**PASSAGE**
= = =
Brice Taylor
- Taylor at USC, c. 1925

Biographical details
- Born: July 4, 1902 Seattle, Washington, U.S.
- Died: September 18, 1974 (aged 72) Downey, California, U.S.

Playing career
- 1924–1926: USC
- Positions: Fullback, guard

Coaching career (HC unless noted)
- 1927: Claflin
- 1928–1931: Southern
- 1932–1933: Claflin
- 1934–1935: Bishop
- 1936–1938: Samuel Huston

Accomplishments and honors

Championships
- 1 GCAA) (1931) 1 SAAC} (1933)

Awards
- First-team All-American (1925) 2× First-team All-PCC (1925, 1926) Second-team All-PCC (1924) USC Athletic Hall of Fame

= Brice Taylor =

American football player and coach (1902-1974)
= = =
**TASKS FOR THIS EXERCISE**
- 1) Could you repeat the Brice Taylor profile word for word, starting with "- Died: September" and going on through "(HC unless noted)"?
- 2) Answer these from the Brice Taylor profile:
(a) In what city was Taylor born?
(b) Which school did he coach from 1928 to 1931?
(c) In what year was he named a first-team All-American?
Nothing in the listing is needed.
= = =
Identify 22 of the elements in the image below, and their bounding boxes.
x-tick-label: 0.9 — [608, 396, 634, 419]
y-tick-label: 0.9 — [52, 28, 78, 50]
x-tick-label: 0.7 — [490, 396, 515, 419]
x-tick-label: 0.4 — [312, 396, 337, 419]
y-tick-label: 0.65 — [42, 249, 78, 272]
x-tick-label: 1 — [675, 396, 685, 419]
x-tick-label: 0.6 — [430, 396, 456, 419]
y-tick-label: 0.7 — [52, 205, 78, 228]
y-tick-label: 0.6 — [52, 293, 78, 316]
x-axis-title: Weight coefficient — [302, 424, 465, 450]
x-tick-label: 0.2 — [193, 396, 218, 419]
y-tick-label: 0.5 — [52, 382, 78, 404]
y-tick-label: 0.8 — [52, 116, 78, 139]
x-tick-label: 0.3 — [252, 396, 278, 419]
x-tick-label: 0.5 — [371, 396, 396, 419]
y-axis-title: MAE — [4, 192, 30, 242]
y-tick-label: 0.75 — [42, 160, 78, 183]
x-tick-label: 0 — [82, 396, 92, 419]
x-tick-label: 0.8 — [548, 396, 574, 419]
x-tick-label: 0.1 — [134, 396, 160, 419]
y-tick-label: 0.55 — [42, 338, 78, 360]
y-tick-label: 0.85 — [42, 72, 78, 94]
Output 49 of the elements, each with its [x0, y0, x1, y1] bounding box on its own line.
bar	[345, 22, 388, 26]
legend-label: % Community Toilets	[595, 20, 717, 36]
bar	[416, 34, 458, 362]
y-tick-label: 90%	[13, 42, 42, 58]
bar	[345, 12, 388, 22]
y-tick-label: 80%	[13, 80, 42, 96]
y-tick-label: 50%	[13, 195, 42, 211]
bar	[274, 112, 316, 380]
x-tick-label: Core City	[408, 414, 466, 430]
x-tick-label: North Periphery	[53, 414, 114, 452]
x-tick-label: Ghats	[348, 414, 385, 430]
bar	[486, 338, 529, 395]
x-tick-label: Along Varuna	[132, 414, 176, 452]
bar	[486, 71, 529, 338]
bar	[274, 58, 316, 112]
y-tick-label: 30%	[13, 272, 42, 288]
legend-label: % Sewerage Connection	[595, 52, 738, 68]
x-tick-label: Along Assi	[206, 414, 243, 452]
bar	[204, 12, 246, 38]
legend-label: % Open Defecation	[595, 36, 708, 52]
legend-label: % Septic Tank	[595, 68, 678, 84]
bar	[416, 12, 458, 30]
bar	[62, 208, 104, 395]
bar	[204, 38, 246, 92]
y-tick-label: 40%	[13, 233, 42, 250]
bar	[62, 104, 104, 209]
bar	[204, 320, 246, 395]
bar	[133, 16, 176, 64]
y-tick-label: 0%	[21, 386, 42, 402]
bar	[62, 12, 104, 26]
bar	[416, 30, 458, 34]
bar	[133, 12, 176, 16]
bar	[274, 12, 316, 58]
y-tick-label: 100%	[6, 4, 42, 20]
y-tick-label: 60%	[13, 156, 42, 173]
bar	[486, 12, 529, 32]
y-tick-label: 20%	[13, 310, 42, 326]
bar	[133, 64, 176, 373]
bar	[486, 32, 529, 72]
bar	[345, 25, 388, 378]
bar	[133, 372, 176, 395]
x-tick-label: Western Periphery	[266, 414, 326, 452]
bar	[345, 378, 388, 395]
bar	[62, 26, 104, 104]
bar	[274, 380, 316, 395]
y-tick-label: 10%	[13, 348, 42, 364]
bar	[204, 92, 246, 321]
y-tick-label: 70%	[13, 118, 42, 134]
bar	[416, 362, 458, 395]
= = =
**TASK ANSWERS**
- 1)
- Died: September 18, 1974 (aged 72) Downey, California, U.S.

Playing career
- 1924–1926: USC
- Positions: Fullback, guard

Coaching career (HC unless noted)

- 2)
(a) Seattle, Washington
(b) Southern
(c) 1925